EXCERPTED TEXT |
Getting rid of "self."

Alex Martelli aleaxit at yahoo.com
Mon Jan 10 04:51:01 EST 2005


BJörn Lindqvist <bjourne at gmail.com> wrote:
   ...
> > http://starship.python.net/crew/mwh/hacks/selfless.py
> 
> That's excellent! There is one small problem with the code though:

It shows the fundamentals of how to rewrite the bytecode, yes.

> .class Hi(Selfless):
> .    __attrs__ = ["x"]
> .    def __init__(x):
> .        self.x = x
> 
> In this case, I think the Python interpreter should realise that the
> parameter x shadows the attribute x. But the selfless code has
> problems with that. I want it to work exactly like how the situation
> is handled in Java and C++.

I believe you're referring to the test in rewrite_method:

if op.arg < code.co_argcount:
    raise ValueError, "parameter also instance member!"

If you think that parameters that are also instance members should
"shadow" instance members, just skip the op.arg cases which are less
than code.co_argcount -- those are the parameters.

> > Alex Martelli:
> > A decorator can entirely rewrite the bytecode (and more) of the method
> > it's munging, so it can do essentially anything that is doable on the
> > basis of information available at the time the decorator executes.
> 
> Which I believe means that the instance variables have to be declared
> in the class? I am content with declaring them like the selfless
> approach does:

It means the information about which names are names of instance
attributes must be available somewhere, be that "declared", "inferred",
or whatever.  For example, many C++ shops have an ironclad rule that
instance attributes, and ONLY instance attributes, are always and
invariably named m_<something>.  If that's the rule you want to enforce,
then you don't necessarily need other declarations or inferences, but
rather can choose to infer the status of a name from looking at the name
itself, if you wish.  "Declarations" or other complications yet such as:

> alternative would be not to declare the variables in an __attr__ list,
> and instead let them be "declared" by having them initialised in the
> __init__. I.e:
> 
> .def __init__(hi, foo):
> .    self.hi = hi
> .    self.foo = foo
> 
> When the metaclass then does it magic, it would go through the code of
> the __init__ method, see the assignments to "self.hi" and "self.foo",
> decide that "hi" and "foo" are attributes of the object and replace
> "hi" and "foo" in all other methods with "self.hi" and "self.foo". The

OK, but this approach is not compatible with your stated desire, which I
re-quote...:

> I want it to work exactly like how the situation
> is handled in Java and C++.

PROBLEM A |
In the post on removing "self.", why does skipping the op.arg cases that are less than code.co_argcount let parameters shadow instance members?
PROBLEM B |
Continue the post on removing "self." from the point where it stops, picking up right after the re-quoted wish for behavior like Java and C++.

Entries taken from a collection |
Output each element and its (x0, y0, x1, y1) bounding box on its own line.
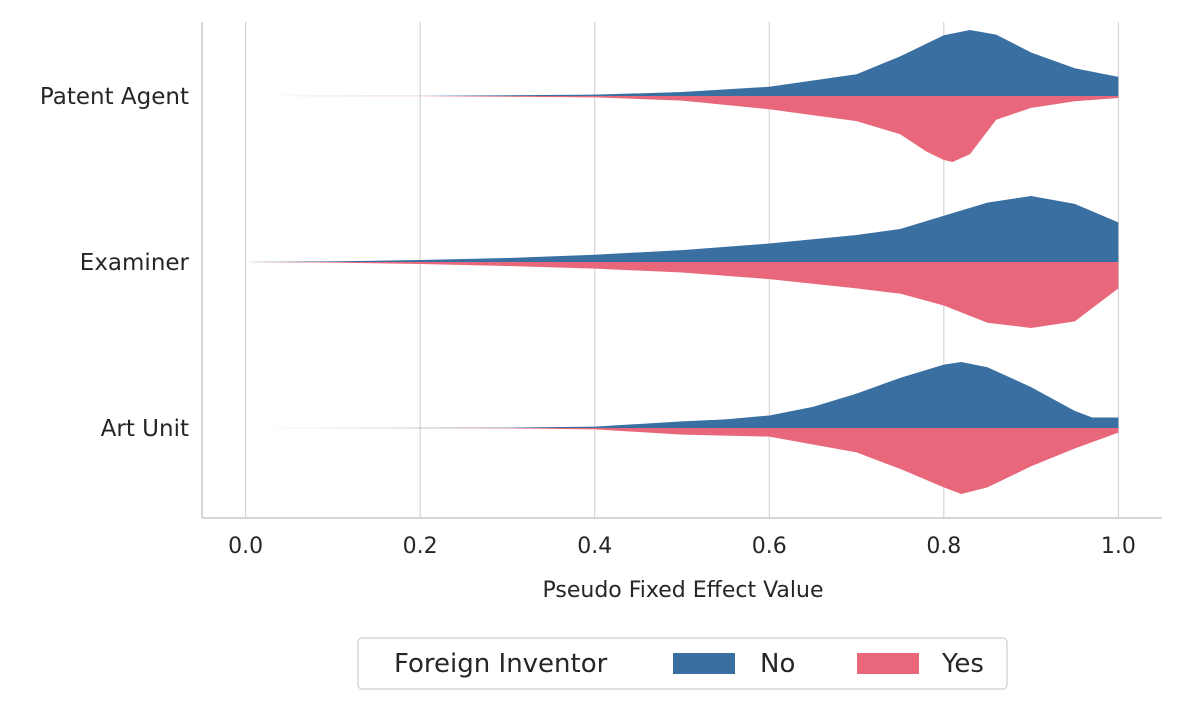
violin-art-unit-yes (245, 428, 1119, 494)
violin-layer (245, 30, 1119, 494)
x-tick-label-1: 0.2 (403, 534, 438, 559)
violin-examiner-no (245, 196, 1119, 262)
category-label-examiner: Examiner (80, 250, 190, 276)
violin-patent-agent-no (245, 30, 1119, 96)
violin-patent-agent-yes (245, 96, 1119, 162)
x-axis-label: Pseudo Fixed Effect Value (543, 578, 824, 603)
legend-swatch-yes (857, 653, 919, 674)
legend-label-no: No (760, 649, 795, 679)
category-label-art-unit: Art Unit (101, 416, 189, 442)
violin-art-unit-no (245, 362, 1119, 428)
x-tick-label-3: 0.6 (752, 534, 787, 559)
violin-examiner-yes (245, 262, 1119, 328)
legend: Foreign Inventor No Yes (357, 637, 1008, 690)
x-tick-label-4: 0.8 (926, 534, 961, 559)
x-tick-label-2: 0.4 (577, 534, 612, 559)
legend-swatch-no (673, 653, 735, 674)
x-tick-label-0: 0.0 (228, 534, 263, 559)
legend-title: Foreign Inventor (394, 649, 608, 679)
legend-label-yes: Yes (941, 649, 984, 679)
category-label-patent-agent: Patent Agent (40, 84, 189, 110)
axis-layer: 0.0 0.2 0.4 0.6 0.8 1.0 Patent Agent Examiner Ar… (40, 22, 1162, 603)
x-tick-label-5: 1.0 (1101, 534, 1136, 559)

RESPONSE A |
The op.arg cases that are less than code.co_argcount are the method's parameters. Skipping them means the check that raises "parameter also instance member!" never applies to a parameter, so a parameter with the same name as an instance attribute is left to shadow it.

RESPONSE B |
...because for example it does not deal with any attributes which may be
initialized in a *superclass*'s __init__.  However, I guess it could be
extended at the cost of some further lack of transparency, to obtain
just as horrid a mess as you require, where it's impossible for any
human reader to guess whether, say,
    hi = 33
is setting a local variable, or an instance variable, without chasing
down and studying the sources of an unbounded number of superclasses.

I do not think there is any _good_ solution (which is why many C++ shops
have that rule about spelling this m_hi if it's an instance variable,
keeping the spelling 'hi' for non-instance variables -- an attempt to
get SOME human readability back; a smaller but non-null number of such
shops even achieve the same purpose by mandating the use of 'this->hi'
-- just the Python rule you want to work around, essentially).  The
least bad might be to rely on __attrs__, enriching whatever is in the
current class's __attr__ with any __attrs__ that may be found in base
classes PLUS any member variables specifically set in __init__ -- if you
focus on convenience in writing the code, to the detriment of ability to
read and understand it; or else, for more readability, demand that
__attrs__ list everything (including explicitly attributes coming from
subclasses and ones set in any method by explicit "self.whatever = ...")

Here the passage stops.